## [Written task]
Can you pull out each line of the data below that includes the word "xlabel"?

## [Dataset excerpts]
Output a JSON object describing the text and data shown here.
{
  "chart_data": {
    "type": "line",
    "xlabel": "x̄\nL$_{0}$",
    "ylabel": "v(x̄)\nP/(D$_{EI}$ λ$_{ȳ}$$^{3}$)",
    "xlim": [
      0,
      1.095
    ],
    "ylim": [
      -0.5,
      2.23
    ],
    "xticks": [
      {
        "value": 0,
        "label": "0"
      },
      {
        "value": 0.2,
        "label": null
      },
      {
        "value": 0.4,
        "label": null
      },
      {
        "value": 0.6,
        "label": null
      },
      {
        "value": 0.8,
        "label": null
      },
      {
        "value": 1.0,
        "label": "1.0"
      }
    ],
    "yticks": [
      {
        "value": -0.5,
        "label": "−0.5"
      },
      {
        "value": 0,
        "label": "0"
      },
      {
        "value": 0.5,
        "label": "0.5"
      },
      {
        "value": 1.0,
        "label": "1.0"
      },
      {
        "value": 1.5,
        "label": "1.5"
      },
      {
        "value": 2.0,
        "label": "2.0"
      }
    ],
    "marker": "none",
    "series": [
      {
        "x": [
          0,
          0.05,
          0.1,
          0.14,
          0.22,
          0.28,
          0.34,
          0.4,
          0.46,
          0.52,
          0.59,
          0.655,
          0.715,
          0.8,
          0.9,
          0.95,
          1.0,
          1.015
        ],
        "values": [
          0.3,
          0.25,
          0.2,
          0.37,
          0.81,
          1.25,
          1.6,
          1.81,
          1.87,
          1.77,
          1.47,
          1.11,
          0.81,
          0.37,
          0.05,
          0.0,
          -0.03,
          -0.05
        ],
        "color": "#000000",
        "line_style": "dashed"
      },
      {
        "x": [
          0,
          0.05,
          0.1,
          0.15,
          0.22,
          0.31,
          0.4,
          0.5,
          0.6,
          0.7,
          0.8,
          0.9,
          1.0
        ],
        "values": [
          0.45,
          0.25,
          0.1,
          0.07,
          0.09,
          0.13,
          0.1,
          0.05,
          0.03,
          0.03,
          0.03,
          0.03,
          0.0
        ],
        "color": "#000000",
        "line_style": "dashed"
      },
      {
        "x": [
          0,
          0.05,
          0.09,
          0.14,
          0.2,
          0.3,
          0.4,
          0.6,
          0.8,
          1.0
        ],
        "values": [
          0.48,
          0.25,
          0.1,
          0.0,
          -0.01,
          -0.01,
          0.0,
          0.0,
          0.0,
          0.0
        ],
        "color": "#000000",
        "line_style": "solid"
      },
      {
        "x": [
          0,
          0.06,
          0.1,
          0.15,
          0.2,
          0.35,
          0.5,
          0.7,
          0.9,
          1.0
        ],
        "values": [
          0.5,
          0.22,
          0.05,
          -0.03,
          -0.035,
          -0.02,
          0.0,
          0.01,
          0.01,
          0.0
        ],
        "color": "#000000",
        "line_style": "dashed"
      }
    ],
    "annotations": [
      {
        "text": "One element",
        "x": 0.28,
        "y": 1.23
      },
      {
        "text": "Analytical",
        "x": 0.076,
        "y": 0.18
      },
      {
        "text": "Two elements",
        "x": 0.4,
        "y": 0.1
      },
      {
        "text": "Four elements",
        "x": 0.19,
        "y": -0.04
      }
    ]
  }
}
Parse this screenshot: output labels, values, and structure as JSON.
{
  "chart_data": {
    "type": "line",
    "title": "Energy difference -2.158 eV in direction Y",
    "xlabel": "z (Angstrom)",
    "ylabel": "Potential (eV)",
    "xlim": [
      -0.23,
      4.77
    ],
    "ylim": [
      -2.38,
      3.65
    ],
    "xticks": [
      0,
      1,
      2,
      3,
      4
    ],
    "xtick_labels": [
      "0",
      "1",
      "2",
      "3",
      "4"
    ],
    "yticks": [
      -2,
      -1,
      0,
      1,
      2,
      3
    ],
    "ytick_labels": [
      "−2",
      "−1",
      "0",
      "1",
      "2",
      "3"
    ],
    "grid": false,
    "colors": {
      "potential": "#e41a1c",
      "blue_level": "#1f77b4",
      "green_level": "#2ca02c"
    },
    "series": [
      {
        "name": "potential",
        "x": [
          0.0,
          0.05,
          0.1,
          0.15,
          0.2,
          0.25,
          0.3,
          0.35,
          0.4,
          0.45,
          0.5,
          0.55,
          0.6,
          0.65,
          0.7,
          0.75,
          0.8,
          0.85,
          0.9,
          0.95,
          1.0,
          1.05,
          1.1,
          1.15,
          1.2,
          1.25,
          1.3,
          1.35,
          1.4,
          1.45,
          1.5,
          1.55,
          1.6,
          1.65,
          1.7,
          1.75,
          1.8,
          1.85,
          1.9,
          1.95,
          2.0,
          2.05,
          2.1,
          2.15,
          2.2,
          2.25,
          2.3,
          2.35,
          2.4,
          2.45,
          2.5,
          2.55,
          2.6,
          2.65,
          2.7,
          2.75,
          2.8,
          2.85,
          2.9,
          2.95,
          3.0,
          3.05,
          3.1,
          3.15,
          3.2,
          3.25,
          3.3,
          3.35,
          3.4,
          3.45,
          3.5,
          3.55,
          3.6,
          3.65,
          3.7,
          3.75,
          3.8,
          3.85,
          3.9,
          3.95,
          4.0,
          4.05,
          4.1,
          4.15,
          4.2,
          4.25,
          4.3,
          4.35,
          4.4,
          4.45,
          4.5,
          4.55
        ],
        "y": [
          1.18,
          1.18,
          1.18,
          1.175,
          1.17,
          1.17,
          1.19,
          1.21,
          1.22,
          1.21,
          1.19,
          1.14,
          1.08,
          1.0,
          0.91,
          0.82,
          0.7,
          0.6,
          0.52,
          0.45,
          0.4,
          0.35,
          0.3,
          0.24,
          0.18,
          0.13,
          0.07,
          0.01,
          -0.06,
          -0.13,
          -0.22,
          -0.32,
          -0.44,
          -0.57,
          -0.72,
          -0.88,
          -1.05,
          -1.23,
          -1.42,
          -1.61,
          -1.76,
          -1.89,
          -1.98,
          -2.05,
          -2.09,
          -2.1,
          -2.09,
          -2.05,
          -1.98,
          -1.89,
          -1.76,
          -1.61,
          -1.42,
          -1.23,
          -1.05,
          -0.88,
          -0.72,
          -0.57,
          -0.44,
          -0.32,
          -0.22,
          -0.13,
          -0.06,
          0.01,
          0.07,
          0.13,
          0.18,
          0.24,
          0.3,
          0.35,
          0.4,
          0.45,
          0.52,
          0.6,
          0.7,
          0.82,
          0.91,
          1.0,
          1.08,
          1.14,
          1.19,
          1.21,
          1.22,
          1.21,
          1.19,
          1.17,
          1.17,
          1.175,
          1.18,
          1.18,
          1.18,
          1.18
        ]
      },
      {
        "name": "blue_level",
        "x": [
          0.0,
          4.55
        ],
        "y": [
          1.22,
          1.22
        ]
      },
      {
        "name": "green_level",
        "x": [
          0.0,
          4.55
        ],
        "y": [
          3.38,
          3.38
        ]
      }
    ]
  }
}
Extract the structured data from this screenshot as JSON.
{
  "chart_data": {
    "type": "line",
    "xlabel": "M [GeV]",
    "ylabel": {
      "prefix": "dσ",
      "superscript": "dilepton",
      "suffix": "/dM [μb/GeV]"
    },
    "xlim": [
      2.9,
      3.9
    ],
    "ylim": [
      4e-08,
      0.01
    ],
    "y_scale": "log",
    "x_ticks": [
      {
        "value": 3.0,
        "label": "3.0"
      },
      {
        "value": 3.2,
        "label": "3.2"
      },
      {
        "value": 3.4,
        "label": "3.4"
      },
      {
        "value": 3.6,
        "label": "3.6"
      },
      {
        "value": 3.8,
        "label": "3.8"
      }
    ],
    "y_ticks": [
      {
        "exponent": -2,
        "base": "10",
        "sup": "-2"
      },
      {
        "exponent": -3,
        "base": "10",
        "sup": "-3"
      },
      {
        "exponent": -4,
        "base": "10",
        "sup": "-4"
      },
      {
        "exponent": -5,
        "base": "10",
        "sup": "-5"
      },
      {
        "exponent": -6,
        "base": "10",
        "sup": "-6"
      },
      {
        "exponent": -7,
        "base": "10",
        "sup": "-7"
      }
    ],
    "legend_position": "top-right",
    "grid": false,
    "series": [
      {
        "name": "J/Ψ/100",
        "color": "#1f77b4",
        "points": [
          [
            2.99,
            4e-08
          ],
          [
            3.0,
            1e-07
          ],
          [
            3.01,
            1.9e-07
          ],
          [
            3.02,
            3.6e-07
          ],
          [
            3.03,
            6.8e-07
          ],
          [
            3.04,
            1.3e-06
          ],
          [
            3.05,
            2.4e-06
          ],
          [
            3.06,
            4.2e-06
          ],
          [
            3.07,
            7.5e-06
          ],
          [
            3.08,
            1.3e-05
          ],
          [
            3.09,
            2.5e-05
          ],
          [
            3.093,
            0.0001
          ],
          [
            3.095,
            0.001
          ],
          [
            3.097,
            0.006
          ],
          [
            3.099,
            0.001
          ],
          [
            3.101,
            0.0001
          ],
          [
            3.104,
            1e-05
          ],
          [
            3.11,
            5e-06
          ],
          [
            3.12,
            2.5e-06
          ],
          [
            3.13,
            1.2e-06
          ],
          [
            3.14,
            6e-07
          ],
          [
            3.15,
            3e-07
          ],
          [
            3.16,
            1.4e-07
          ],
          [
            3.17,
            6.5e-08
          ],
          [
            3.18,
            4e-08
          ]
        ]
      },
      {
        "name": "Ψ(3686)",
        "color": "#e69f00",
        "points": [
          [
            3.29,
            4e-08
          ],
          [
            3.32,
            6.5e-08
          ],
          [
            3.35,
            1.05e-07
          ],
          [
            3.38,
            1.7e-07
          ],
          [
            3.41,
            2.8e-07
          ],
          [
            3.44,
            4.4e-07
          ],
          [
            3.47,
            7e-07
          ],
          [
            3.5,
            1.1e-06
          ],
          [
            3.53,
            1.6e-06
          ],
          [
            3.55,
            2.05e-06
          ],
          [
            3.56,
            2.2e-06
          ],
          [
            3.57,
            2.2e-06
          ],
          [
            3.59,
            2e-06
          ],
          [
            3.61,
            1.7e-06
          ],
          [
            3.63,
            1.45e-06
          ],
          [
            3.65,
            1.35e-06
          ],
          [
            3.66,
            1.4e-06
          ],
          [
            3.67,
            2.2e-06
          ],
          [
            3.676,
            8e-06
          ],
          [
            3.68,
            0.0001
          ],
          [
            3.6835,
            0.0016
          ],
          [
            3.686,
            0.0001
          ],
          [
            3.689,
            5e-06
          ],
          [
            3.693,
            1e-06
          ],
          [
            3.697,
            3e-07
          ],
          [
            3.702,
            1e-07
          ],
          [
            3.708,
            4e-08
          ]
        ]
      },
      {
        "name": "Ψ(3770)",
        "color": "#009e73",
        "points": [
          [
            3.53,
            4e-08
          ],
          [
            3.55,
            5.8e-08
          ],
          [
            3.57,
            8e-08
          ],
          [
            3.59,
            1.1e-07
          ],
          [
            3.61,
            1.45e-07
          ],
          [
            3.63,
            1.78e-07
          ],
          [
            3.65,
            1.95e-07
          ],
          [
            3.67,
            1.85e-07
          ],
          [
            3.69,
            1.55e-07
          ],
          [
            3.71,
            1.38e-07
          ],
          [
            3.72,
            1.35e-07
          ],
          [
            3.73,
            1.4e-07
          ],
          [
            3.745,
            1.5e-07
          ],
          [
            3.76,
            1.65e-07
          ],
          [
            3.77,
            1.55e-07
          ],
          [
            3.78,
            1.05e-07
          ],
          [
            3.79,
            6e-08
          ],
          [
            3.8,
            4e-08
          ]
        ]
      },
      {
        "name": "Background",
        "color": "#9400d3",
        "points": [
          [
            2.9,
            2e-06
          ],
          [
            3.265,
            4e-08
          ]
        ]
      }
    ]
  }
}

## [Exercise result]
    "xlabel": "x̄\nL$_{0}$",
    "xlabel": "z (Angstrom)",
    "xlabel": "M [GeV]",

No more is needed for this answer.